## Instruction:
Check each line of the listing, and copy it if it contains the word "sehr".

## Extracted records:
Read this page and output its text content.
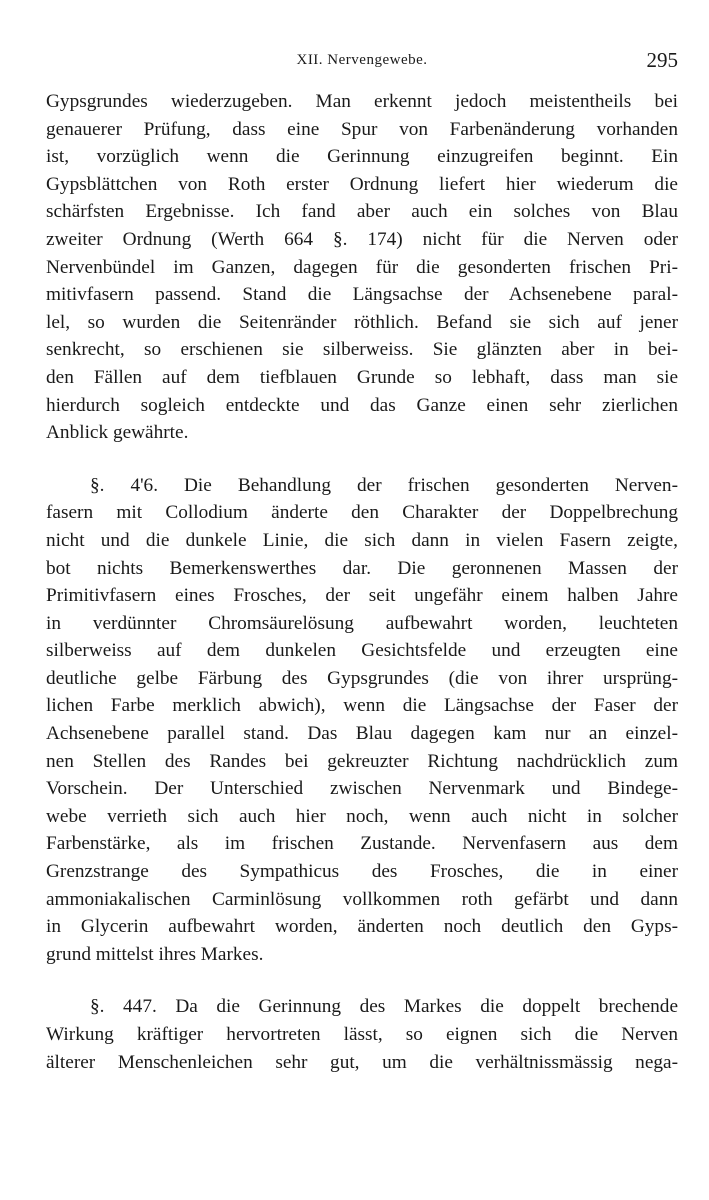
XII. Nervengewebe.	295
Gypsgrundes wiederzugeben. Man erkennt jedoch meistentheils bei
genauerer Prüfung, dass eine Spur von Farbenänderung vorhanden
ist, vorzüglich wenn die Gerinnung einzugreifen beginnt. Ein
Gypsblättchen von Roth erster Ordnung liefert hier wiederum die
schärfsten Ergebnisse. Ich fand aber auch ein solches von Blau
zweiter Ordnung (Werth 664 §. 174) nicht für die Nerven oder
Nervenbündel im Ganzen, dagegen für die gesonderten frischen Pri-
mitivfasern passend. Stand die Längsachse der Achsenebene paral-
lel, so wurden die Seitenränder röthlich. Befand sie sich auf jener
senkrecht, so erschienen sie silberweiss. Sie glänzten aber in bei-
den Fällen auf dem tiefblauen Grunde so lebhaft, dass man sie
hierdurch sogleich entdeckte und das Ganze einen sehr zierlichen
Anblick gewährte.
§. 4'6. Die Behandlung der frischen gesonderten Nerven-
fasern mit Collodium änderte den Charakter der Doppelbrechung
nicht und die dunkele Linie, die sich dann in vielen Fasern zeigte,
bot nichts Bemerkenswerthes dar. Die geronnenen Massen der
Primitivfasern eines Frosches, der seit ungefähr einem halben Jahre
in verdünnter Chromsäurelösung aufbewahrt worden, leuchteten
silberweiss auf dem dunkelen Gesichtsfelde und erzeugten eine
deutliche gelbe Färbung des Gypsgrundes (die von ihrer ursprüng-
lichen Farbe merklich abwich), wenn die Längsachse der Faser der
Achsenebene parallel stand. Das Blau dagegen kam nur an einzel-
nen Stellen des Randes bei gekreuzter Richtung nachdrücklich zum
Vorschein. Der Unterschied zwischen Nervenmark und Bindege-
webe verrieth sich auch hier noch, wenn auch nicht in solcher
Farbenstärke, als im frischen Zustande. Nervenfasern aus dem
Grenzstrange des Sympathicus des Frosches, die in einer
ammoniakalischen Carminlösung vollkommen roth gefärbt und dann
in Glycerin aufbewahrt worden, änderten noch deutlich den Gyps-
grund mittelst ihres Markes.
§. 447. Da die Gerinnung des Markes die doppelt brechende
Wirkung kräftiger hervortreten lässt, so eignen sich die Nerven
älterer Menschenleichen sehr gut, um die verhältnissmässig nega-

## Output:
hierdurch sogleich entdeckte und das Ganze einen sehr zierlichen
älterer Menschenleichen sehr gut, um die verhältnissmässig nega-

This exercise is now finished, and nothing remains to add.